### Activity A:
In the cockroach lease text, in what kind of court does it say the tenant could sue without lawyers?
### Activity B:
Write out part of the cockroach lease text word for word, beginning at "I am 6 months" and stopping after "of my lease?".

I am 6 months into a one year lease with my landlord. I noticed cockroaches in the kitchen and bathrooms of my apartment shortly after moving in and notified my landlord They had an exterminator come in and do a spot treatment (only spraying in areas where the roaches were seen). I called weekly afterwards for additional treatments but the infestation is getting worse. I sent them a certified letter asking them to irradicate the roaches and contacted the housing authority who cited them for the cockroach infestation. The roaches are only getting worse despite the extermination and now they have spread to all areas of the apartment crawling on furniture, etc.Can I take them to court to get out of my lease?
Break the lease--likely not. But you do have a couple options.
You've done everthing you are supposed to--notification in writing, housing authority documentation (I am assuming you are in a complex and therefore your tenancy falls under the Virginia Residential Landlord Tenant Act (VRLTA)). http://www.dhcd.virginia.gov/HomelessnesstoHomeownership/PDFs/Landlord_Tenant_Handbook.pdf
Your options as I see it:
1. You could sue (in small claims, no lawyers) for breach of contract on grounds the LL did not provide you a fit place for habitation. Its not a slam dunk--some courts have found roaches a safety and health hazard that rises to the level of material breach of contract, others have not--in part it depends on the degree of documented infestation. The VRLTA makes no provision about whether roaches are a safety hazard, only that tenant's must inform landlords and tenants must take reasonable steps themselves too.

### Provided records:
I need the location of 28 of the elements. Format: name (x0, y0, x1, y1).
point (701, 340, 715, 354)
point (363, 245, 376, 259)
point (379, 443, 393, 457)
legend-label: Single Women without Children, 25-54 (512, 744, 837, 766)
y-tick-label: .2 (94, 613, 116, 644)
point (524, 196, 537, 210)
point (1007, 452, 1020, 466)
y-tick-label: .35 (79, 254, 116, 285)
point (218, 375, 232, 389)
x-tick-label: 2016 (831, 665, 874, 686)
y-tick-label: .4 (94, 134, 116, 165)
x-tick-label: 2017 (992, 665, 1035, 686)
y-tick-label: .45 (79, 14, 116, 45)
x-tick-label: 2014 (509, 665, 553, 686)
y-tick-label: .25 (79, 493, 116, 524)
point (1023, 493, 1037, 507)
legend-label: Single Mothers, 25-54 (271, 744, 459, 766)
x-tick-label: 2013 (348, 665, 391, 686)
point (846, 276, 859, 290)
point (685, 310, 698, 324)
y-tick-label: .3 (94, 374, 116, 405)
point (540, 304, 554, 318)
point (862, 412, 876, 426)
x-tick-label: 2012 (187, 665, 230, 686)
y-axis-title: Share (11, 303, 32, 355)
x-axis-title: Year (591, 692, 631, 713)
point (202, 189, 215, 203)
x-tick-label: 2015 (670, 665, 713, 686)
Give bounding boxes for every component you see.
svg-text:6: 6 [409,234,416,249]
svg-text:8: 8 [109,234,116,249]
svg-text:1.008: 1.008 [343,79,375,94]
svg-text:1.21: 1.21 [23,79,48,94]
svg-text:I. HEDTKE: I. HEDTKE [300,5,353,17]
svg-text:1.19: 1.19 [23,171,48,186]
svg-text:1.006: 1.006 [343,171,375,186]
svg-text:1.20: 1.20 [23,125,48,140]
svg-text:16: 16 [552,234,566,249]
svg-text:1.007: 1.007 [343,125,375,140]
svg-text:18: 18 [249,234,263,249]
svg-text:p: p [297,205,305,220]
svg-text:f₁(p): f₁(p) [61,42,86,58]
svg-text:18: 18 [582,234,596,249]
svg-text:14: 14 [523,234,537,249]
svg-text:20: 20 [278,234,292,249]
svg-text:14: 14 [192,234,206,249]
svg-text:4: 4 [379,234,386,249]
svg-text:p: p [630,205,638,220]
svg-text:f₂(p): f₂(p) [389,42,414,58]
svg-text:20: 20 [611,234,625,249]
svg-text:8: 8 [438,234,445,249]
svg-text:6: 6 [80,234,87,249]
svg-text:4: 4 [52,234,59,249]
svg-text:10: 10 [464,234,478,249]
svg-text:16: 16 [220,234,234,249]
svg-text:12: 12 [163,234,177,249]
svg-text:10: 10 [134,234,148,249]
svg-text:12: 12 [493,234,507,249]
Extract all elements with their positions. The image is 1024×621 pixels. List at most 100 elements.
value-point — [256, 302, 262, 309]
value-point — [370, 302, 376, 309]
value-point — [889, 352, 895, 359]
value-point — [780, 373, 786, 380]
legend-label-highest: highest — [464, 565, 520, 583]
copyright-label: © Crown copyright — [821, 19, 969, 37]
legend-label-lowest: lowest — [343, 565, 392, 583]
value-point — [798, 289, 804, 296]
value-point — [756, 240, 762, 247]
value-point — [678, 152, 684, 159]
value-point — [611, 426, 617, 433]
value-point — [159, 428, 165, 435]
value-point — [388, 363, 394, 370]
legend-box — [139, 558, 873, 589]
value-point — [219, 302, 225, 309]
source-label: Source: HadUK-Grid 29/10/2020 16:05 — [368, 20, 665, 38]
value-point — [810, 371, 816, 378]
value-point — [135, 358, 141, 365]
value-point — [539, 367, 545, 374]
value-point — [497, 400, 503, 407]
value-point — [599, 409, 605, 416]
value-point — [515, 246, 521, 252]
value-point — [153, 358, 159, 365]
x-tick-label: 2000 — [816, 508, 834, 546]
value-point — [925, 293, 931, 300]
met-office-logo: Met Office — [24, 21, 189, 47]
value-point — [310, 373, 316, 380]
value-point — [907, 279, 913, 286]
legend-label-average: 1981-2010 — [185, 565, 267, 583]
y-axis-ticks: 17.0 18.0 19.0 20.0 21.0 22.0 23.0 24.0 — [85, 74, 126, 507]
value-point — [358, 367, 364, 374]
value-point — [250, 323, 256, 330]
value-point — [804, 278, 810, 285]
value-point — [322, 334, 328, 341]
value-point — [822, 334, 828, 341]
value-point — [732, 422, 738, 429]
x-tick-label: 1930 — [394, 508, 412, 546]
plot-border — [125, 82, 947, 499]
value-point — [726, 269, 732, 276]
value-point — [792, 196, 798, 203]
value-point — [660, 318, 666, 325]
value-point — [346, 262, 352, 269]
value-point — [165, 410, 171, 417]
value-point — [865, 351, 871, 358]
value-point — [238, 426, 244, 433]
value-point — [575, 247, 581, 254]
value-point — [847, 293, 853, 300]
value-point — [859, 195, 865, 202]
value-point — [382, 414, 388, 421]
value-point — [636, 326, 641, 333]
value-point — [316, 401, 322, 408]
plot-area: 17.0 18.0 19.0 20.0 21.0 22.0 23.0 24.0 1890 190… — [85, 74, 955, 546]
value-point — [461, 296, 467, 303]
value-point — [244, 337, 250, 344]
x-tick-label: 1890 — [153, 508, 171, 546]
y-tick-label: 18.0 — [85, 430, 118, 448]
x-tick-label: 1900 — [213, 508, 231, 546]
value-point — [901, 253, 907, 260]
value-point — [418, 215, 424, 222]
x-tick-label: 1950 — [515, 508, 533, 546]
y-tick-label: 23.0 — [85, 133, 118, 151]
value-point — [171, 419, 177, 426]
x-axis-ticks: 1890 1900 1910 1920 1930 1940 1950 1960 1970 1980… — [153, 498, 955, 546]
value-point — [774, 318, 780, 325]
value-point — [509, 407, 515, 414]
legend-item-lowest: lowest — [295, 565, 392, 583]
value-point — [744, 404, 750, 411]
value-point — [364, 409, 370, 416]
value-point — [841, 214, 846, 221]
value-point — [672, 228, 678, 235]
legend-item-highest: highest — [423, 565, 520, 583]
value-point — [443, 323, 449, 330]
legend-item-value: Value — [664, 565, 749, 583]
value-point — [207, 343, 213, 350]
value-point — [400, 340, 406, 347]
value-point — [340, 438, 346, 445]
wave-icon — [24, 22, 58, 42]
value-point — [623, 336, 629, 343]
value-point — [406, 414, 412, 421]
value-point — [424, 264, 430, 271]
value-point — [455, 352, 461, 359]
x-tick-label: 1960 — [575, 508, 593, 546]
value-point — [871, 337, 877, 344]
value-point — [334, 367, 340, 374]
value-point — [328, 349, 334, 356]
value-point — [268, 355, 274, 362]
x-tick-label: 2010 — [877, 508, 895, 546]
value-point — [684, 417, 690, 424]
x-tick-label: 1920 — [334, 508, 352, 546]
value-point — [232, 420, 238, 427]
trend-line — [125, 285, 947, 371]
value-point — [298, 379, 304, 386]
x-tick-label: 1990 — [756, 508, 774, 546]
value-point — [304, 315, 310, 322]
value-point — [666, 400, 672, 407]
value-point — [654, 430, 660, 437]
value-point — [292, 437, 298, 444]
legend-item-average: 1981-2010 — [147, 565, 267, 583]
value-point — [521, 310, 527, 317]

### Answer box A:
Small claims court.

### Answer box B:
I am 6 months into a one year lease with my landlord. I noticed cockroaches in the kitchen and bathrooms of my apartment shortly after moving in and notified my landlord They had an exterminator come in and do a spot treatment (only spraying in areas where the roaches were seen). I called weekly afterwards for additional treatments but the infestation is getting worse. I sent them a certified letter asking them to irradicate the roaches and contacted the housing authority who cited them for the cockroach infestation. The roaches are only getting worse despite the extermination and now they have spread to all areas of the apartment crawling on furniture, etc.Can I take them to court to get out of my lease?